• [EXERCISE DETAILS] Lines that include the word "Manufacturing" are the ones to copy.

# Start of PROVIDED ENTRIES

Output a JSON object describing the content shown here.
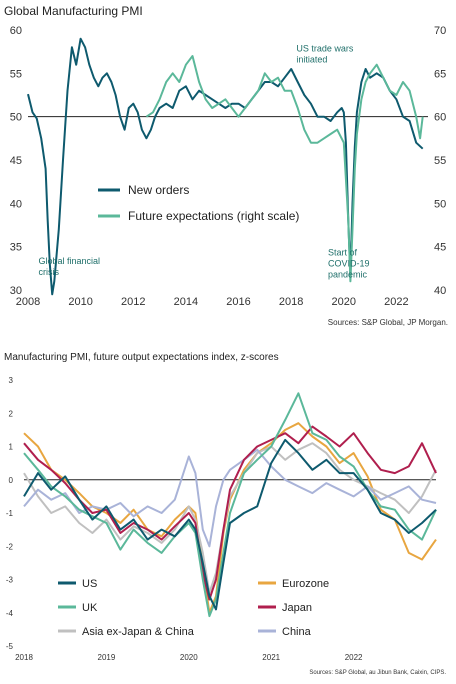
{
  "chart_data": [
    {
      "type": "line",
      "title": "Global Manufacturing PMI",
      "source": "Sources: S&P Global, JP Morgan.",
      "xlim": [
        2008,
        2023.2
      ],
      "x_ticks": [
        "2008",
        "2010",
        "2012",
        "2014",
        "2016",
        "2018",
        "2020",
        "2022"
      ],
      "ylim_left": [
        30,
        60
      ],
      "y_ticks_left": [
        "30",
        "35",
        "40",
        "45",
        "50",
        "55",
        "60"
      ],
      "ylim_right": [
        40,
        70
      ],
      "y_ticks_right": [
        "40",
        "45",
        "50",
        "55",
        "60",
        "65",
        "70"
      ],
      "reference_line": 50,
      "legend_placement": "center-left",
      "annotations": [
        {
          "text_lines": [
            "US trade wars",
            "initiated"
          ],
          "x": 2018.2,
          "y": 57.5,
          "color": "#1f6f6a"
        },
        {
          "text_lines": [
            "Global financial",
            "crisis"
          ],
          "x": 2008.4,
          "y": 33,
          "color": "#1f6f6a"
        },
        {
          "text_lines": [
            "Start of",
            "COVID-19",
            "pandemic"
          ],
          "x": 2019.4,
          "y": 34,
          "color": "#1f6f6a"
        }
      ],
      "series": [
        {
          "name": "New orders",
          "axis": "left",
          "color": "#0e5a6e",
          "x": [
            2008.0,
            2008.17,
            2008.33,
            2008.5,
            2008.67,
            2008.75,
            2008.83,
            2008.92,
            2009.0,
            2009.17,
            2009.33,
            2009.5,
            2009.67,
            2009.83,
            2010.0,
            2010.17,
            2010.33,
            2010.5,
            2010.67,
            2010.83,
            2011.0,
            2011.17,
            2011.33,
            2011.5,
            2011.67,
            2011.83,
            2012.0,
            2012.17,
            2012.33,
            2012.5,
            2012.67,
            2012.83,
            2013.0,
            2013.25,
            2013.5,
            2013.75,
            2014.0,
            2014.25,
            2014.5,
            2014.75,
            2015.0,
            2015.25,
            2015.5,
            2015.75,
            2016.0,
            2016.25,
            2016.5,
            2016.75,
            2017.0,
            2017.25,
            2017.5,
            2017.75,
            2018.0,
            2018.25,
            2018.5,
            2018.75,
            2019.0,
            2019.25,
            2019.5,
            2019.75,
            2019.92,
            2020.0,
            2020.08,
            2020.17,
            2020.25,
            2020.33,
            2020.42,
            2020.5,
            2020.67,
            2020.83,
            2021.0,
            2021.25,
            2021.5,
            2021.75,
            2022.0,
            2022.25,
            2022.5,
            2022.75,
            2023.0
          ],
          "y": [
            52.6,
            50.5,
            49.8,
            47.5,
            44,
            38,
            33,
            29.5,
            31,
            37,
            45,
            53,
            58,
            56,
            59,
            58,
            56,
            54.5,
            53.5,
            54.5,
            55,
            54,
            52.5,
            50,
            48.5,
            51,
            51.5,
            50.5,
            48.5,
            47.5,
            48.5,
            50,
            51,
            51.5,
            51,
            53,
            53.5,
            52,
            53,
            52.5,
            52,
            51.5,
            51,
            51.5,
            51.5,
            51,
            52,
            53,
            54,
            54,
            53.5,
            54.5,
            55.5,
            54,
            52.5,
            51.5,
            50,
            50,
            49.5,
            50.5,
            51,
            50.5,
            47,
            38,
            31.5,
            40,
            46.5,
            50.5,
            54,
            55.5,
            54.5,
            55,
            54.5,
            53,
            52,
            50,
            49.5,
            47,
            46.3
          ]
        },
        {
          "name": "Future expectations (right scale)",
          "axis": "right",
          "color": "#5bb89a",
          "x": [
            2012.5,
            2012.75,
            2013.0,
            2013.25,
            2013.5,
            2013.75,
            2014.0,
            2014.25,
            2014.5,
            2014.75,
            2015.0,
            2015.25,
            2015.5,
            2015.75,
            2016.0,
            2016.25,
            2016.5,
            2016.75,
            2017.0,
            2017.25,
            2017.5,
            2017.75,
            2018.0,
            2018.25,
            2018.5,
            2018.75,
            2019.0,
            2019.25,
            2019.5,
            2019.75,
            2020.0,
            2020.17,
            2020.25,
            2020.33,
            2020.42,
            2020.5,
            2020.67,
            2020.83,
            2021.0,
            2021.25,
            2021.5,
            2021.75,
            2022.0,
            2022.25,
            2022.5,
            2022.75,
            2022.9,
            2023.0
          ],
          "y": [
            60,
            60.5,
            62,
            64,
            65,
            64,
            66,
            67,
            64,
            62,
            61,
            61.5,
            62,
            61,
            60,
            61,
            62,
            63,
            65,
            64,
            64.5,
            63,
            63,
            61,
            58.5,
            57,
            57,
            57.5,
            58,
            58.5,
            57,
            48,
            41,
            47,
            54,
            58,
            62,
            64,
            65,
            66,
            64.5,
            63,
            62.5,
            64,
            63,
            60,
            57.5,
            60
          ]
        }
      ]
    },
    {
      "type": "line",
      "title": "Manufacturing PMI, future output expectations index, z-scores",
      "source": "Sources: S&P Global, au Jibun Bank, Caixin, CIPS.",
      "xlim": [
        2018,
        2023.0
      ],
      "x_ticks": [
        "2018",
        "2019",
        "2020",
        "2021",
        "2022"
      ],
      "ylim": [
        -5,
        3
      ],
      "y_ticks": [
        "3",
        "2",
        "1",
        "0",
        "-1",
        "-2",
        "-3",
        "-4",
        "-5"
      ],
      "reference_line": 0,
      "legend_placement": "bottom",
      "series": [
        {
          "name": "US",
          "color": "#0e5a6e",
          "x": [
            2018.0,
            2018.17,
            2018.33,
            2018.5,
            2018.67,
            2018.83,
            2019.0,
            2019.17,
            2019.33,
            2019.5,
            2019.67,
            2019.83,
            2020.0,
            2020.08,
            2020.17,
            2020.25,
            2020.33,
            2020.42,
            2020.5,
            2020.67,
            2020.83,
            2021.0,
            2021.17,
            2021.33,
            2021.5,
            2021.67,
            2021.83,
            2022.0,
            2022.17,
            2022.33,
            2022.5,
            2022.67,
            2022.83,
            2023.0
          ],
          "y": [
            -0.5,
            0.2,
            -0.3,
            0.1,
            -0.6,
            -1.2,
            -0.8,
            -1.5,
            -1.2,
            -1.8,
            -1.5,
            -1.7,
            -1.2,
            -1.5,
            -2.5,
            -3.5,
            -3.9,
            -2.5,
            -1.3,
            -1.0,
            -0.8,
            0.5,
            1.2,
            0.8,
            0.3,
            0.6,
            0.2,
            0.2,
            -0.3,
            -1.0,
            -1.2,
            -1.6,
            -1.3,
            -0.9
          ]
        },
        {
          "name": "UK",
          "color": "#5bb89a",
          "x": [
            2018.0,
            2018.17,
            2018.33,
            2018.5,
            2018.67,
            2018.83,
            2019.0,
            2019.17,
            2019.33,
            2019.5,
            2019.67,
            2019.83,
            2020.0,
            2020.08,
            2020.17,
            2020.25,
            2020.33,
            2020.42,
            2020.5,
            2020.67,
            2020.83,
            2021.0,
            2021.17,
            2021.33,
            2021.5,
            2021.67,
            2021.83,
            2022.0,
            2022.17,
            2022.33,
            2022.5,
            2022.67,
            2022.83,
            2023.0
          ],
          "y": [
            0.8,
            0.3,
            -0.2,
            -0.5,
            -0.9,
            -1.1,
            -1.3,
            -2.1,
            -1.5,
            -1.9,
            -2.2,
            -1.7,
            -1.3,
            -1.6,
            -3.0,
            -4.1,
            -3.6,
            -2.2,
            -1.0,
            0.2,
            0.6,
            1.0,
            1.8,
            2.6,
            1.4,
            1.2,
            0.7,
            0.4,
            -0.3,
            -0.8,
            -0.9,
            -1.5,
            -1.8,
            -0.9
          ]
        },
        {
          "name": "Asia ex-Japan & China",
          "color": "#c0c0c0",
          "x": [
            2018.0,
            2018.17,
            2018.33,
            2018.5,
            2018.67,
            2018.83,
            2019.0,
            2019.17,
            2019.33,
            2019.5,
            2019.67,
            2019.83,
            2020.0,
            2020.08,
            2020.17,
            2020.25,
            2020.33,
            2020.42,
            2020.5,
            2020.67,
            2020.83,
            2021.0,
            2021.17,
            2021.33,
            2021.5,
            2021.67,
            2021.83,
            2022.0,
            2022.17,
            2022.33,
            2022.5,
            2022.67,
            2022.83,
            2023.0
          ],
          "y": [
            0.2,
            -0.5,
            -1.0,
            -0.8,
            -1.3,
            -1.6,
            -1.2,
            -1.8,
            -1.4,
            -1.6,
            -1.9,
            -1.5,
            -0.8,
            -1.2,
            -2.2,
            -3.4,
            -2.8,
            -1.5,
            -0.5,
            0.2,
            0.8,
            1.0,
            0.6,
            0.9,
            1.1,
            0.8,
            0.3,
            0.0,
            -0.2,
            -0.4,
            -0.6,
            -1.0,
            -0.5,
            0.3
          ]
        },
        {
          "name": "Eurozone",
          "color": "#e8a640",
          "x": [
            2018.0,
            2018.17,
            2018.33,
            2018.5,
            2018.67,
            2018.83,
            2019.0,
            2019.17,
            2019.33,
            2019.5,
            2019.67,
            2019.83,
            2020.0,
            2020.08,
            2020.17,
            2020.25,
            2020.33,
            2020.42,
            2020.5,
            2020.67,
            2020.83,
            2021.0,
            2021.17,
            2021.33,
            2021.5,
            2021.67,
            2021.83,
            2022.0,
            2022.17,
            2022.33,
            2022.5,
            2022.67,
            2022.83,
            2023.0
          ],
          "y": [
            1.4,
            1.0,
            0.3,
            0.0,
            -0.4,
            -0.8,
            -1.0,
            -1.3,
            -0.9,
            -1.5,
            -1.7,
            -1.2,
            -0.8,
            -1.0,
            -2.6,
            -4.0,
            -3.5,
            -1.6,
            -0.6,
            0.3,
            0.8,
            1.1,
            1.5,
            1.7,
            1.3,
            1.0,
            0.5,
            0.8,
            0.1,
            -0.9,
            -1.2,
            -2.2,
            -2.4,
            -1.8
          ]
        },
        {
          "name": "Japan",
          "color": "#b01f4e",
          "x": [
            2018.0,
            2018.17,
            2018.33,
            2018.5,
            2018.67,
            2018.83,
            2019.0,
            2019.17,
            2019.33,
            2019.5,
            2019.67,
            2019.83,
            2020.0,
            2020.08,
            2020.17,
            2020.25,
            2020.33,
            2020.42,
            2020.5,
            2020.67,
            2020.83,
            2021.0,
            2021.17,
            2021.33,
            2021.5,
            2021.67,
            2021.83,
            2022.0,
            2022.17,
            2022.33,
            2022.5,
            2022.67,
            2022.83,
            2023.0
          ],
          "y": [
            1.1,
            0.6,
            0.3,
            -0.1,
            -0.6,
            -1.0,
            -0.9,
            -1.6,
            -1.3,
            -1.5,
            -1.8,
            -1.4,
            -1.0,
            -1.3,
            -2.8,
            -3.6,
            -3.0,
            -1.5,
            -0.3,
            0.6,
            1.0,
            1.2,
            1.4,
            1.1,
            1.6,
            1.3,
            1.0,
            1.4,
            0.8,
            0.3,
            0.2,
            0.4,
            1.1,
            0.2
          ]
        },
        {
          "name": "China",
          "color": "#a9b3d8",
          "x": [
            2018.0,
            2018.17,
            2018.33,
            2018.5,
            2018.67,
            2018.83,
            2019.0,
            2019.17,
            2019.33,
            2019.5,
            2019.67,
            2019.83,
            2020.0,
            2020.08,
            2020.17,
            2020.25,
            2020.33,
            2020.42,
            2020.5,
            2020.67,
            2020.83,
            2021.0,
            2021.17,
            2021.33,
            2021.5,
            2021.67,
            2021.83,
            2022.0,
            2022.17,
            2022.33,
            2022.5,
            2022.67,
            2022.83,
            2023.0
          ],
          "y": [
            -0.8,
            -0.3,
            -0.6,
            -0.4,
            -1.0,
            -0.8,
            -0.9,
            -0.7,
            -1.1,
            -0.8,
            -1.0,
            -0.6,
            0.7,
            0.2,
            -1.5,
            -2.0,
            -0.8,
            0.0,
            0.3,
            0.6,
            0.9,
            0.4,
            0.0,
            -0.2,
            -0.4,
            -0.1,
            -0.3,
            -0.5,
            -0.2,
            -0.6,
            -0.4,
            -0.2,
            -0.6,
            -0.7
          ]
        }
      ]
    }
  ]
}
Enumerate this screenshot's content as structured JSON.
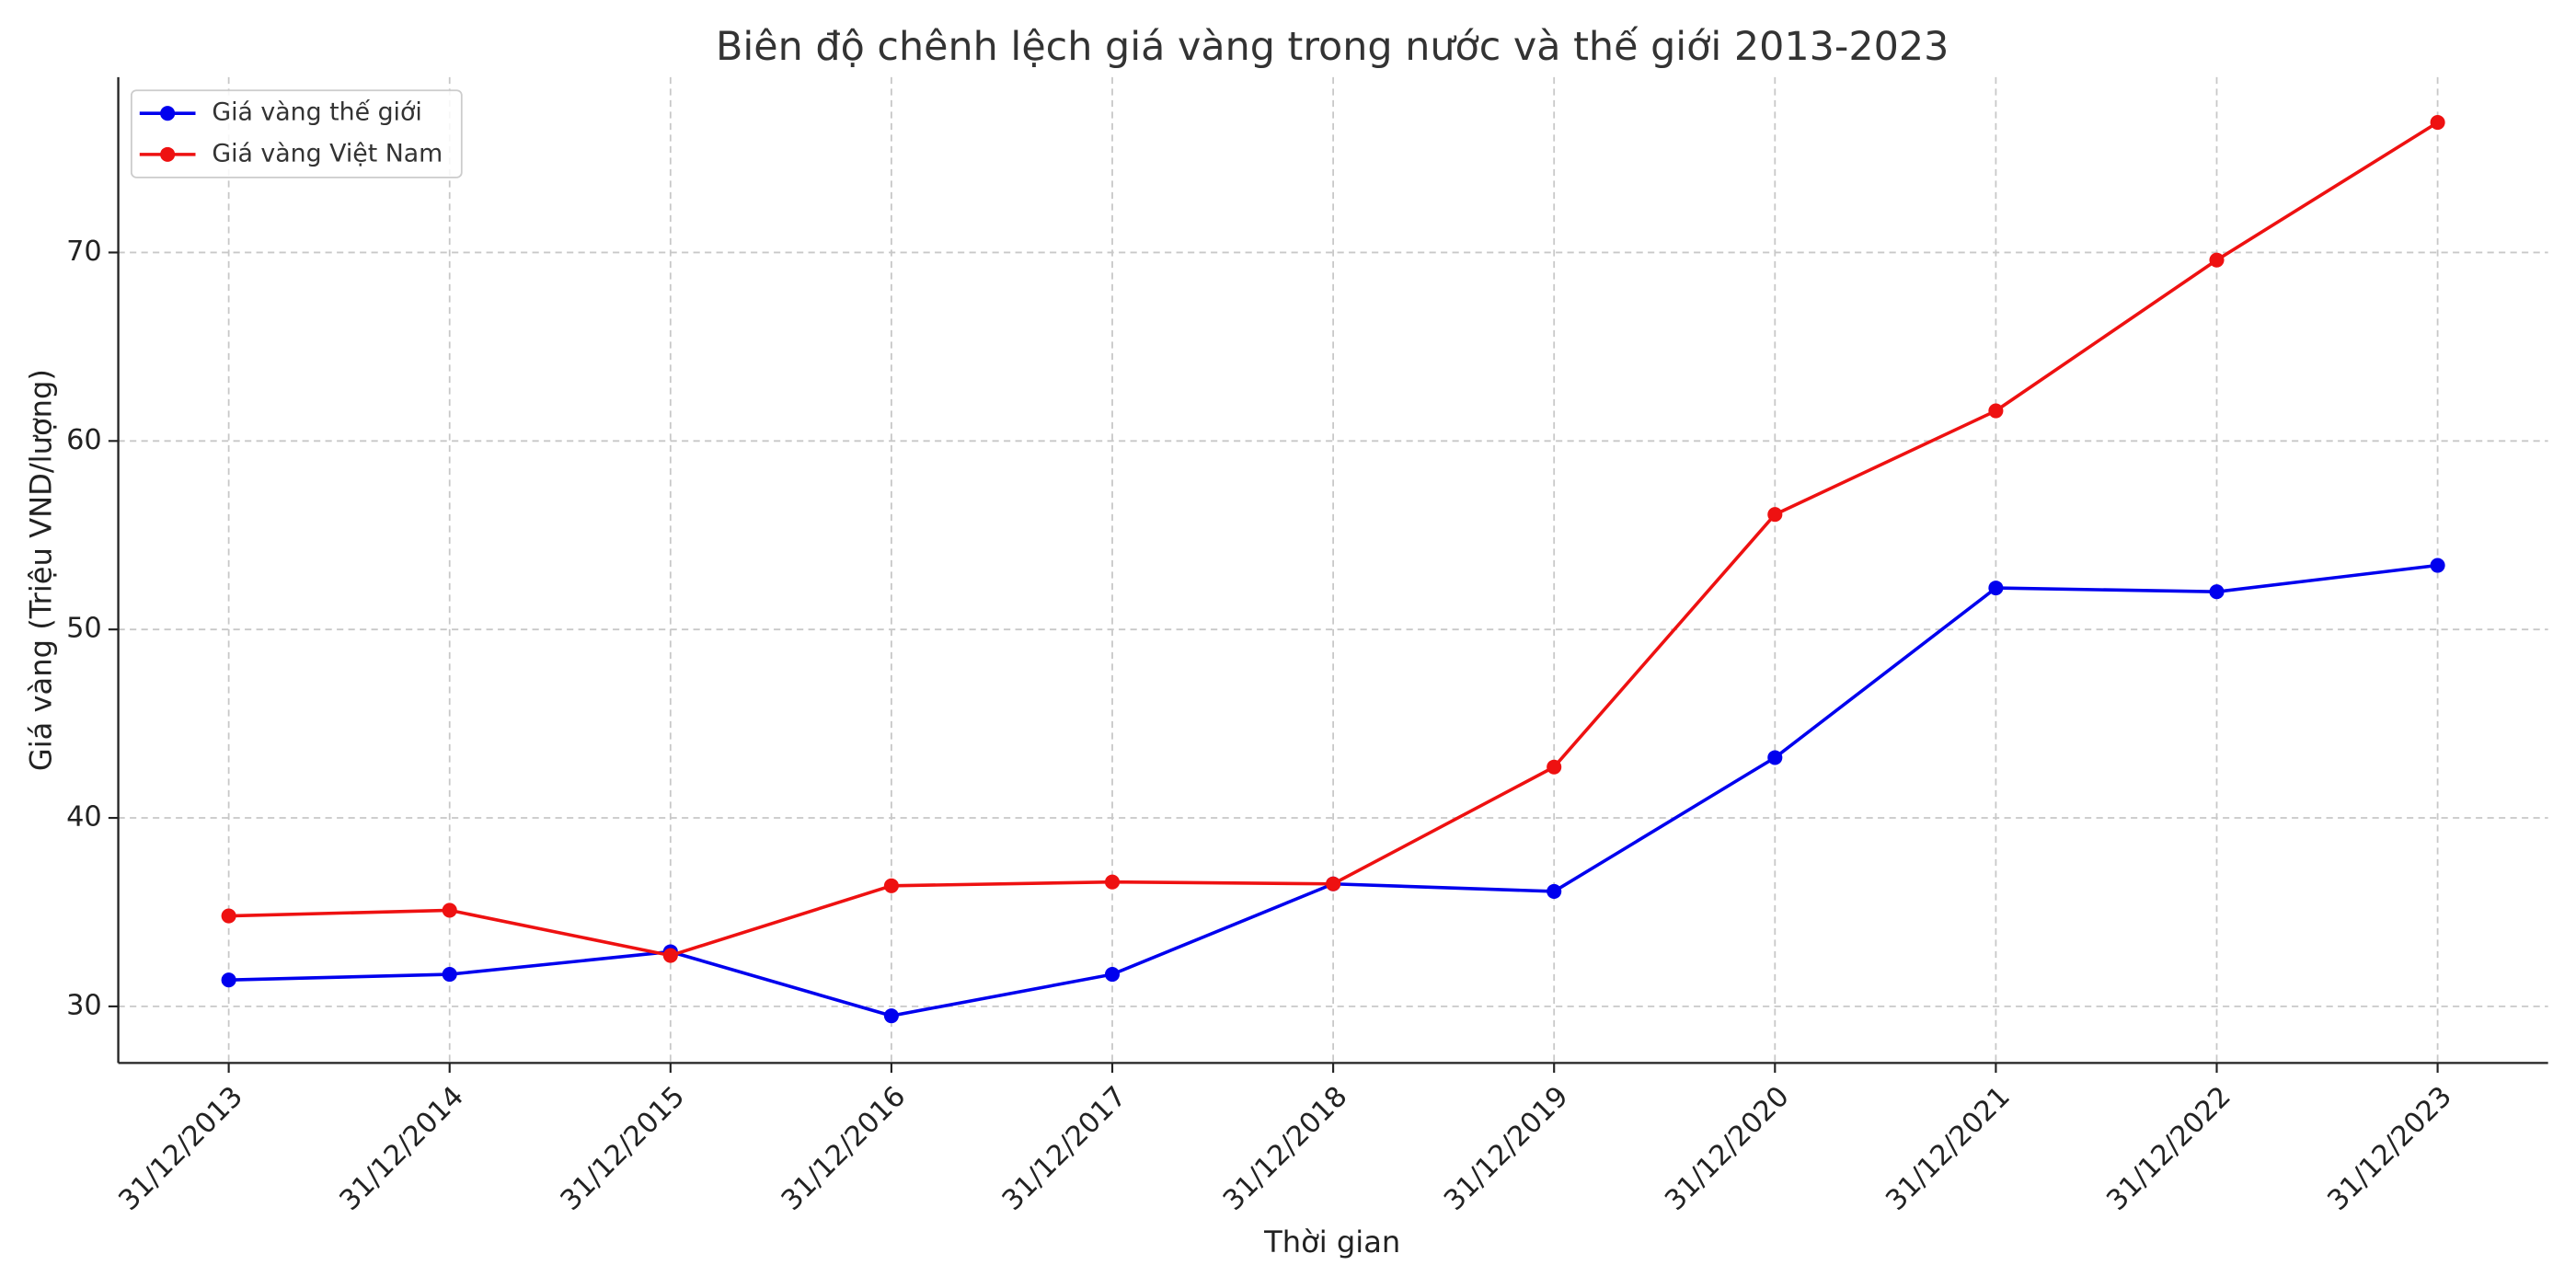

# End of PROVIDED ENTRIES

• [WRITTEN RESPONSE]
      "title": "Global Manufacturing PMI",
      "title": "Manufacturing PMI, future output expectations index, z-scores",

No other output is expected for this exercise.